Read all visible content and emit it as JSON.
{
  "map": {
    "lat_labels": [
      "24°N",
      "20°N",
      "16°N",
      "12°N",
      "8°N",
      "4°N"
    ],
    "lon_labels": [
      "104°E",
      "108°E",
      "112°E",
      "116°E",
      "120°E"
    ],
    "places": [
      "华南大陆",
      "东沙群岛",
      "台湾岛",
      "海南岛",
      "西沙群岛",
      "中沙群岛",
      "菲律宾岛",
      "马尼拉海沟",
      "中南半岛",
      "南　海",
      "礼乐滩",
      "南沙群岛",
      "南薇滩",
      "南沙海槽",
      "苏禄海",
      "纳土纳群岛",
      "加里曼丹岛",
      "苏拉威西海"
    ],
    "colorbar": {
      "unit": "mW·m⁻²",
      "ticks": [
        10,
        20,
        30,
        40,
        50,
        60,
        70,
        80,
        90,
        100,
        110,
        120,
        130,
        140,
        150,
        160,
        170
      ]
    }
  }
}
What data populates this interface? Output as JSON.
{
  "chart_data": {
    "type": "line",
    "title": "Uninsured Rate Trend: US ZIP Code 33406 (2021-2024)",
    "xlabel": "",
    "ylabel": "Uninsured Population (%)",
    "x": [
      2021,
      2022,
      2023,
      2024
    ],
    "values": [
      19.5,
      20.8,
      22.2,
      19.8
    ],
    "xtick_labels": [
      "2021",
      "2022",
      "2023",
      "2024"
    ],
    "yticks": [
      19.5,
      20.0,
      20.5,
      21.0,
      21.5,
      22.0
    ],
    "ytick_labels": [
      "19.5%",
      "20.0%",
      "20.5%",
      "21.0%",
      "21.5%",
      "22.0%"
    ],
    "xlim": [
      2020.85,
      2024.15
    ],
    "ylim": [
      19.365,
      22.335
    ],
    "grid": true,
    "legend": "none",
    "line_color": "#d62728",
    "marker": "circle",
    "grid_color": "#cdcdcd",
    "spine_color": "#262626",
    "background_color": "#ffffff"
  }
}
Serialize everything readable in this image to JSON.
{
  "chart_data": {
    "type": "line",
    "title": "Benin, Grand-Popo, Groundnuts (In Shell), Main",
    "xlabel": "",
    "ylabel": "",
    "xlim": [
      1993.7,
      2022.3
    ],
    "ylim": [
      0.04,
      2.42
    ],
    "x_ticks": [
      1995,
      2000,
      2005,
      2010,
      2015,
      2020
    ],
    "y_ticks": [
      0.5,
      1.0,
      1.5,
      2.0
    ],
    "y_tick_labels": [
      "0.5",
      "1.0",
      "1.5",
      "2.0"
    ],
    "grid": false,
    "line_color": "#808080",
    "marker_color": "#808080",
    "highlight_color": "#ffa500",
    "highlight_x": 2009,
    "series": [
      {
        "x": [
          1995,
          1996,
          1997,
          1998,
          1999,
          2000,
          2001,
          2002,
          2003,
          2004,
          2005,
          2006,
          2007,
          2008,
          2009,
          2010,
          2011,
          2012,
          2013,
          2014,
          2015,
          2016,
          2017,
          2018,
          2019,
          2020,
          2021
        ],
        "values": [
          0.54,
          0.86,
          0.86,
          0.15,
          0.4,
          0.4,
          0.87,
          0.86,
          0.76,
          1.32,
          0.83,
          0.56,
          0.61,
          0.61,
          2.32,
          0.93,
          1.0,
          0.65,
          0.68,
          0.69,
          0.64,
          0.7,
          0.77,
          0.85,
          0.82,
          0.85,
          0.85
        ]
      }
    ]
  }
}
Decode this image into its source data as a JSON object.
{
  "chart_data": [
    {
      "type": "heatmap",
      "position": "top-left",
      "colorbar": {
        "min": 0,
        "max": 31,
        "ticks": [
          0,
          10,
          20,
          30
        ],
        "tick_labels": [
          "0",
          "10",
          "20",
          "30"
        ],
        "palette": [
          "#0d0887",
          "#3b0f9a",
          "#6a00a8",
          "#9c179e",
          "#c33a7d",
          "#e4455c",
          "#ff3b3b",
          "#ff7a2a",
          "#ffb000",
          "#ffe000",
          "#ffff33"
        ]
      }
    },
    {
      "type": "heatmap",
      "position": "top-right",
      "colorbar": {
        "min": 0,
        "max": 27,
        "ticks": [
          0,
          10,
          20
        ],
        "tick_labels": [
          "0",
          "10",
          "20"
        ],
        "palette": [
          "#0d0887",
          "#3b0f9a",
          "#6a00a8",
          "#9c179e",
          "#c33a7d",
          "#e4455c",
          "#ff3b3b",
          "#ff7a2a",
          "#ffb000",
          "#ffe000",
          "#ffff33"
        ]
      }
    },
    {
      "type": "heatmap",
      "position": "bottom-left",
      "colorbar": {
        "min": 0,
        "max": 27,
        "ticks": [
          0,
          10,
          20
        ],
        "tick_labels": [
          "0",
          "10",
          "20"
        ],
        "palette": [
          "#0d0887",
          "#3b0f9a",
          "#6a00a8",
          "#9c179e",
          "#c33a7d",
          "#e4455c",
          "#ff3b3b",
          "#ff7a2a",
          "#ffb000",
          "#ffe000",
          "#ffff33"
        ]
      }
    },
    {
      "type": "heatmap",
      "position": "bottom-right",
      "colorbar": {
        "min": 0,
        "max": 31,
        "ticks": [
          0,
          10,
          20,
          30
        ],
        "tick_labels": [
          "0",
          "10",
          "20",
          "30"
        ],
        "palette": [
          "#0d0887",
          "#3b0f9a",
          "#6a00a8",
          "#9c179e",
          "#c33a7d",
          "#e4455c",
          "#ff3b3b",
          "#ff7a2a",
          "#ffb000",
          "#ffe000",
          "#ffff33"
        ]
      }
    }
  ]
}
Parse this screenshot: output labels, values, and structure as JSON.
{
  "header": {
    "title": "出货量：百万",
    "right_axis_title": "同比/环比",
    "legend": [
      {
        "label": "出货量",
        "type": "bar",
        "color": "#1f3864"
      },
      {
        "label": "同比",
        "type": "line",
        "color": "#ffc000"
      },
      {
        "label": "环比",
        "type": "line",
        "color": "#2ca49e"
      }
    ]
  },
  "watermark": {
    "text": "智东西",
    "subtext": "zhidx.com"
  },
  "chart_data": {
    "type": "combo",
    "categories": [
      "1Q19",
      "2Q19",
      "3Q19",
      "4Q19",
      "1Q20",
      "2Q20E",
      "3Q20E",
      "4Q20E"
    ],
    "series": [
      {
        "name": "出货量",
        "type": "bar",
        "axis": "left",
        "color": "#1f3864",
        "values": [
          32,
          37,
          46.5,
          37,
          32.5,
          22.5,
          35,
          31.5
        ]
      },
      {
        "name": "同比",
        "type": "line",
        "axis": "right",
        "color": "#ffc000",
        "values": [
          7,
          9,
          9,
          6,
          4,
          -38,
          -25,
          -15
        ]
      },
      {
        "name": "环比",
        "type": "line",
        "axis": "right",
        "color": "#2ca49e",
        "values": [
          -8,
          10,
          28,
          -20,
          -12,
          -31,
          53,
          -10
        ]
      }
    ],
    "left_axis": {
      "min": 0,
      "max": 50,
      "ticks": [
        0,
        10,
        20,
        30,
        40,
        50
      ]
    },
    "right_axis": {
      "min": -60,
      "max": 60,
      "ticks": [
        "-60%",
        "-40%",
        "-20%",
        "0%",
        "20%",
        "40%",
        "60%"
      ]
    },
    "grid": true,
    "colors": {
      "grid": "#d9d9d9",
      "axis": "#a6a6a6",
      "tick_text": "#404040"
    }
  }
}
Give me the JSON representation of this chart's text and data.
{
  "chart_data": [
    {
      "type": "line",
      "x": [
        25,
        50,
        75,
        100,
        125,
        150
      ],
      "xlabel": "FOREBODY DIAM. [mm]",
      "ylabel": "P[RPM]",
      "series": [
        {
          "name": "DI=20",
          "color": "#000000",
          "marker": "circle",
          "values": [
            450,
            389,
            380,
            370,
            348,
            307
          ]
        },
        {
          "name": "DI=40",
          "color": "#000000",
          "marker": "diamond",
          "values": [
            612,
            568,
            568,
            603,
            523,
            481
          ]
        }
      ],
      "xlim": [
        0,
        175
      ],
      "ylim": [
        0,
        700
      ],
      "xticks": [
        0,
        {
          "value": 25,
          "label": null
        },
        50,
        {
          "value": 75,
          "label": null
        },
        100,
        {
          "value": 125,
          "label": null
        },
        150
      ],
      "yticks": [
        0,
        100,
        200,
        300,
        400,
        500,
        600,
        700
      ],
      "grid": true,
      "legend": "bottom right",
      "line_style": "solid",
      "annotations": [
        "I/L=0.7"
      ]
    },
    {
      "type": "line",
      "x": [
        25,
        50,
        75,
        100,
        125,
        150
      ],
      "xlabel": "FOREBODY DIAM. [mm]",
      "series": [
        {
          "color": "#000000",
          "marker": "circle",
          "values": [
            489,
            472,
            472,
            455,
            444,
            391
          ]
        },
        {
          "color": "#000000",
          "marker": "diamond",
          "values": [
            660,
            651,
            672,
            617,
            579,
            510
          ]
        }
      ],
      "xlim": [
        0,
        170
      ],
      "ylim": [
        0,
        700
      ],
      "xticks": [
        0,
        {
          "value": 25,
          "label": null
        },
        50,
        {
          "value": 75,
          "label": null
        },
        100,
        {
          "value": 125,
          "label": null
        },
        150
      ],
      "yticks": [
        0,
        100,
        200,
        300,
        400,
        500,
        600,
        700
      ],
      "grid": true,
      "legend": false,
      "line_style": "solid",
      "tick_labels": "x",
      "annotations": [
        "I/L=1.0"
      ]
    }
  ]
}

▸ Challenge: In the records above, how many lines hold the string "JSON"? Reply with only the number.

▸ Written response: 6